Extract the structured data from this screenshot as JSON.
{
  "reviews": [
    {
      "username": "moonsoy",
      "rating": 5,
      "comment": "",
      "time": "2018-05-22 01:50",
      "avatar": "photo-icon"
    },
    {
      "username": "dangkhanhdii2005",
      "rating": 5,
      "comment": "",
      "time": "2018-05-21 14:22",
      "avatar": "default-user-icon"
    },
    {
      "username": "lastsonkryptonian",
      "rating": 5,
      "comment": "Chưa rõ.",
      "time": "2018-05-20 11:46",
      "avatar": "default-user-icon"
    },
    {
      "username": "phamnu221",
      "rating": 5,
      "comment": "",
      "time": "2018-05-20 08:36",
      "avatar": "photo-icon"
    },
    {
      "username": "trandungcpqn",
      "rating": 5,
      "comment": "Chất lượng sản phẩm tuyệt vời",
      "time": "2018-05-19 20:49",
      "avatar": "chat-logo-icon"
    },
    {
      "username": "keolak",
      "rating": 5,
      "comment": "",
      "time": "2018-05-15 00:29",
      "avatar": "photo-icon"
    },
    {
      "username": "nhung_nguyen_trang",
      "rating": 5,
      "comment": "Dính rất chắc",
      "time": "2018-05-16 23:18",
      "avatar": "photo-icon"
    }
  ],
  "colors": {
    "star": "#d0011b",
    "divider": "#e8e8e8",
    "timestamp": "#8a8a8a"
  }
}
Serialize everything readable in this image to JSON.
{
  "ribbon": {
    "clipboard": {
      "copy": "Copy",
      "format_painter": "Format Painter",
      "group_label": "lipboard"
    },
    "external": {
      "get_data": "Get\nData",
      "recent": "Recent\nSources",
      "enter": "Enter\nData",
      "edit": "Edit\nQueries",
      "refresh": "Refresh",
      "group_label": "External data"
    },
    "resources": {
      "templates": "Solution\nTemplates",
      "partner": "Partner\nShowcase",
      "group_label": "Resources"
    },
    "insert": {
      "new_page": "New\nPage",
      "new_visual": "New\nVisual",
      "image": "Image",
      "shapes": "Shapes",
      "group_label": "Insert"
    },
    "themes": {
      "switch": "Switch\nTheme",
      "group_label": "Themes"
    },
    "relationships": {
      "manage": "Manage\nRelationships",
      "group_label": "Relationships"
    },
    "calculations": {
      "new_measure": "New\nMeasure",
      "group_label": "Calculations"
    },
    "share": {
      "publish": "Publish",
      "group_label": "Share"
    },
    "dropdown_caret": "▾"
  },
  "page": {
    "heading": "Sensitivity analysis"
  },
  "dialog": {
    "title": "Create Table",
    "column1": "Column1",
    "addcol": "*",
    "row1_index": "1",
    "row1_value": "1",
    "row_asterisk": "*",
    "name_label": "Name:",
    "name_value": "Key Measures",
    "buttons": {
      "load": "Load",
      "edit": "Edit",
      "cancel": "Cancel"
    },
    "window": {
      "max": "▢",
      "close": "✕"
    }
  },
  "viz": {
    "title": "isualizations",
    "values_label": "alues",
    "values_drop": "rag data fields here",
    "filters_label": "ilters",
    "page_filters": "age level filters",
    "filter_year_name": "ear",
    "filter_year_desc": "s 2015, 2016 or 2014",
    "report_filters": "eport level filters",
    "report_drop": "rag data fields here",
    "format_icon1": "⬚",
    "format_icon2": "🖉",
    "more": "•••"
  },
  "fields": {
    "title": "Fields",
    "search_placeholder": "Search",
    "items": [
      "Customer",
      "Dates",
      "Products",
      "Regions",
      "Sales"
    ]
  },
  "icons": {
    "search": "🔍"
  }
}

### AIM
Write the listing out again, exactly as it reads.

### RESPONSE
Extract the structured data from this screenshot as JSON.
{
  "reviews": [
    {
      "username": "moonsoy",
      "rating": 5,
      "comment": "",
      "time": "2018-05-22 01:50",
      "avatar": "photo-icon"
    },
    {
      "username": "dangkhanhdii2005",
      "rating": 5,
      "comment": "",
      "time": "2018-05-21 14:22",
      "avatar": "default-user-icon"
    },
    {
      "username": "lastsonkryptonian",
      "rating": 5,
      "comment": "Chưa rõ.",
      "time": "2018-05-20 11:46",
      "avatar": "default-user-icon"
    },
    {
      "username": "phamnu221",
      "rating": 5,
      "comment": "",
      "time": "2018-05-20 08:36",
      "avatar": "photo-icon"
    },
    {
      "username": "trandungcpqn",
      "rating": 5,
      "comment": "Chất lượng sản phẩm tuyệt vời",
      "time": "2018-05-19 20:49",
      "avatar": "chat-logo-icon"
    },
    {
      "username": "keolak",
      "rating": 5,
      "comment": "",
      "time": "2018-05-15 00:29",
      "avatar": "photo-icon"
    },
    {
      "username": "nhung_nguyen_trang",
      "rating": 5,
      "comment": "Dính rất chắc",
      "time": "2018-05-16 23:18",
      "avatar": "photo-icon"
    }
  ],
  "colors": {
    "star": "#d0011b",
    "divider": "#e8e8e8",
    "timestamp": "#8a8a8a"
  }
}
Serialize everything readable in this image to JSON.
{
  "ribbon": {
    "clipboard": {
      "copy": "Copy",
      "format_painter": "Format Painter",
      "group_label": "lipboard"
    },
    "external": {
      "get_data": "Get\nData",
      "recent": "Recent\nSources",
      "enter": "Enter\nData",
      "edit": "Edit\nQueries",
      "refresh": "Refresh",
      "group_label": "External data"
    },
    "resources": {
      "templates": "Solution\nTemplates",
      "partner": "Partner\nShowcase",
      "group_label": "Resources"
    },
    "insert": {
      "new_page": "New\nPage",
      "new_visual": "New\nVisual",
      "image": "Image",
      "shapes": "Shapes",
      "group_label": "Insert"
    },
    "themes": {
      "switch": "Switch\nTheme",
      "group_label": "Themes"
    },
    "relationships": {
      "manage": "Manage\nRelationships",
      "group_label": "Relationships"
    },
    "calculations": {
      "new_measure": "New\nMeasure",
      "group_label": "Calculations"
    },
    "share": {
      "publish": "Publish",
      "group_label": "Share"
    },
    "dropdown_caret": "▾"
  },
  "page": {
    "heading": "Sensitivity analysis"
  },
  "dialog": {
    "title": "Create Table",
    "column1": "Column1",
    "addcol": "*",
    "row1_index": "1",
    "row1_value": "1",
    "row_asterisk": "*",
    "name_label": "Name:",
    "name_value": "Key Measures",
    "buttons": {
      "load": "Load",
      "edit": "Edit",
      "cancel": "Cancel"
    },
    "window": {
      "max": "▢",
      "close": "✕"
    }
  },
  "viz": {
    "title": "isualizations",
    "values_label": "alues",
    "values_drop": "rag data fields here",
    "filters_label": "ilters",
    "page_filters": "age level filters",
    "filter_year_name": "ear",
    "filter_year_desc": "s 2015, 2016 or 2014",
    "report_filters": "eport level filters",
    "report_drop": "rag data fields here",
    "format_icon1": "⬚",
    "format_icon2": "🖉",
    "more": "•••"
  },
  "fields": {
    "title": "Fields",
    "search_placeholder": "Search",
    "items": [
      "Customer",
      "Dates",
      "Products",
      "Regions",
      "Sales"
    ]
  },
  "icons": {
    "search": "🔍"
  }
}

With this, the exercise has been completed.